Extracted data entries:
** Begin **
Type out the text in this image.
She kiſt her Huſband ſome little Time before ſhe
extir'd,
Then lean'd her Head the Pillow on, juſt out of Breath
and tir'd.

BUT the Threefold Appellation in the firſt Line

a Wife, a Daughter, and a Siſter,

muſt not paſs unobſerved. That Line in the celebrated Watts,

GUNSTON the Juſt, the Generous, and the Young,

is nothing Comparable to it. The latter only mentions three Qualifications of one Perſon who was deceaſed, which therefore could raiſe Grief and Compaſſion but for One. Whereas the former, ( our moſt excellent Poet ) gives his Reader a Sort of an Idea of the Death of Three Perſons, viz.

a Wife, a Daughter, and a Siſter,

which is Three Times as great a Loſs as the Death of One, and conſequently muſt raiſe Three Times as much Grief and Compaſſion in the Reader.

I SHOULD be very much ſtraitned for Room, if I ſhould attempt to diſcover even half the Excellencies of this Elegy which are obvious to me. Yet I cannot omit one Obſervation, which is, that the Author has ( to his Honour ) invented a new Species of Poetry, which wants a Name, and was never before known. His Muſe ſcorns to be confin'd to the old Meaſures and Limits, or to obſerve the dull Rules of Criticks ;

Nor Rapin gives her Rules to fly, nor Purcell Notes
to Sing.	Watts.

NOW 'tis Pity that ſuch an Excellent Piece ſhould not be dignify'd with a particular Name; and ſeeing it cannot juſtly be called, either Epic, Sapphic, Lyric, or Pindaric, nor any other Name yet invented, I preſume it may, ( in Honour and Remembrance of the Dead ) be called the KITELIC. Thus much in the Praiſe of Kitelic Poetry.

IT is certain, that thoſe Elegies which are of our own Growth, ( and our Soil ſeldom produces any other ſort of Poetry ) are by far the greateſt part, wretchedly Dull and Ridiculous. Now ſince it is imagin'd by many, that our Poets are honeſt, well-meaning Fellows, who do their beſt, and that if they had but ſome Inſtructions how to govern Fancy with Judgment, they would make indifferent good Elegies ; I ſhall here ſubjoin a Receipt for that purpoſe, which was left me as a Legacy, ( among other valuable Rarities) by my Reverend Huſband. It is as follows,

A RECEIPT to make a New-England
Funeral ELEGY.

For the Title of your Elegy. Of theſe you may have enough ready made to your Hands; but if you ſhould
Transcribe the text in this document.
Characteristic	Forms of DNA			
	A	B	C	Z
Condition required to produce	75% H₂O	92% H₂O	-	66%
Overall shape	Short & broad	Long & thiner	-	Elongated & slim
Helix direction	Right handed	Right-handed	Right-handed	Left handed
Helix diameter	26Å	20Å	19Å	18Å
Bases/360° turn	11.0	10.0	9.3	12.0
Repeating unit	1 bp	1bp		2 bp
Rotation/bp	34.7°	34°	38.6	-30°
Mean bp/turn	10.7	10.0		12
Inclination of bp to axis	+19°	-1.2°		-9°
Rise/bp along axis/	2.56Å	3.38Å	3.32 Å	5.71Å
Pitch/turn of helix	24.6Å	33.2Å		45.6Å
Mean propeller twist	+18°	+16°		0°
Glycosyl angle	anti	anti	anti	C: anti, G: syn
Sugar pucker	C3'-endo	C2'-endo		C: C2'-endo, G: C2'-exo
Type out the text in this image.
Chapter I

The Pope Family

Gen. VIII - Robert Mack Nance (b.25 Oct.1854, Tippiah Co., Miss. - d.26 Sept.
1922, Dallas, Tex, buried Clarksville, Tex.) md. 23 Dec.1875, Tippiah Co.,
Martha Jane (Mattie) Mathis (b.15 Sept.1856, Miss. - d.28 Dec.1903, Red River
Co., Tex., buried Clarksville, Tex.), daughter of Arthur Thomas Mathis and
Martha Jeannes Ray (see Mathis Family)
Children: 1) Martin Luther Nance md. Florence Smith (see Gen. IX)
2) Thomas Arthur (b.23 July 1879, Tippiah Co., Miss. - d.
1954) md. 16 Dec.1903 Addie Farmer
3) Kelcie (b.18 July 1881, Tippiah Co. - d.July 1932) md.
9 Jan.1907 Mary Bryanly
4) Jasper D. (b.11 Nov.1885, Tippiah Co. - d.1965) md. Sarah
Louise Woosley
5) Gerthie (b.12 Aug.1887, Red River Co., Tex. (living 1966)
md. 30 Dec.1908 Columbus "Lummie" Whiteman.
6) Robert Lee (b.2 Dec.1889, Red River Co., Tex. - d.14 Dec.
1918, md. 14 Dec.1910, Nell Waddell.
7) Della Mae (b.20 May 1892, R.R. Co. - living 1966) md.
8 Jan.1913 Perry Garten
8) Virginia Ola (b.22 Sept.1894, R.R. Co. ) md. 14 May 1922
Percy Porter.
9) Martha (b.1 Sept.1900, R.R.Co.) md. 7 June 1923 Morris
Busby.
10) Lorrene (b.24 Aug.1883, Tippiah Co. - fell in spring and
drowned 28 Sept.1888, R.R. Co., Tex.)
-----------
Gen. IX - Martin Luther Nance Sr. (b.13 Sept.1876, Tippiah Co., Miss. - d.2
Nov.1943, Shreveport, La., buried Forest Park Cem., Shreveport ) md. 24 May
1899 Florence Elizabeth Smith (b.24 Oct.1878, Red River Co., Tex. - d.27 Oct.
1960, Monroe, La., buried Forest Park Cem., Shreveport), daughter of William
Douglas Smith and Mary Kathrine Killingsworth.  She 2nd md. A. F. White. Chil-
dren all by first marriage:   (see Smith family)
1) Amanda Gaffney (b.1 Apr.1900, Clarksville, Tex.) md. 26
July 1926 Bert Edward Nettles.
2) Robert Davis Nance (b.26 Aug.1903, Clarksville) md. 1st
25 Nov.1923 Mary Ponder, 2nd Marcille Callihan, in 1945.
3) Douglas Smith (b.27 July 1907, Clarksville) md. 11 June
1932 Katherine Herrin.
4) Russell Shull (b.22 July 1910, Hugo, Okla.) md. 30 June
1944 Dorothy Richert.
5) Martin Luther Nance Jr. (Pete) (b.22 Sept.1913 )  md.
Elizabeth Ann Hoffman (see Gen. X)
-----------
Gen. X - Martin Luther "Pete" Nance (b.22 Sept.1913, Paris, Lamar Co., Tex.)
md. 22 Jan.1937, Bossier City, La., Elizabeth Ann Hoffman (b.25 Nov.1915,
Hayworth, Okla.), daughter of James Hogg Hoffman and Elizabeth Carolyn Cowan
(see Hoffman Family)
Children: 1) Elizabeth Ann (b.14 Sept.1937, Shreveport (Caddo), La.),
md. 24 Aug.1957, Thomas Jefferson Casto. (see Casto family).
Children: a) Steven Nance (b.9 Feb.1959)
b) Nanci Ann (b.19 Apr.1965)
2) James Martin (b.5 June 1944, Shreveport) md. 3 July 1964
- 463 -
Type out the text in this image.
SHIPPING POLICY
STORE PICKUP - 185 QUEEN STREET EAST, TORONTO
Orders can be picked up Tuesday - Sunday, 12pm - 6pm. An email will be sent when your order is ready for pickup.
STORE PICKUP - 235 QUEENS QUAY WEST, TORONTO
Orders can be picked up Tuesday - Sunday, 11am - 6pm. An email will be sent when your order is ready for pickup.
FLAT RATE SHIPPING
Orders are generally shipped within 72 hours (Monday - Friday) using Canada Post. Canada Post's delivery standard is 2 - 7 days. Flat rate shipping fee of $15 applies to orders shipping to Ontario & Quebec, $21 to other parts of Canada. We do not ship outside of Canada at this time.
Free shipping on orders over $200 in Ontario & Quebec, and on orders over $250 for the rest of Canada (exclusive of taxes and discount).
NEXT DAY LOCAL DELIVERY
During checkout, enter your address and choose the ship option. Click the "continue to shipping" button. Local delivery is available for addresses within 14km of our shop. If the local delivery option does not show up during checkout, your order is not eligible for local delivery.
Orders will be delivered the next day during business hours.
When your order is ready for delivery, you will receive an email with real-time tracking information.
** End **
Pull out each line of the entries that contains "Pete".

• **COMPLETE ANSWER**
5) Martin Luther Nance Jr. (Pete) (b.22 Sept.1913 )  md.
Gen. X - Martin Luther "Pete" Nance (b.22 Sept.1913, Paris, Lamar Co., Tex.)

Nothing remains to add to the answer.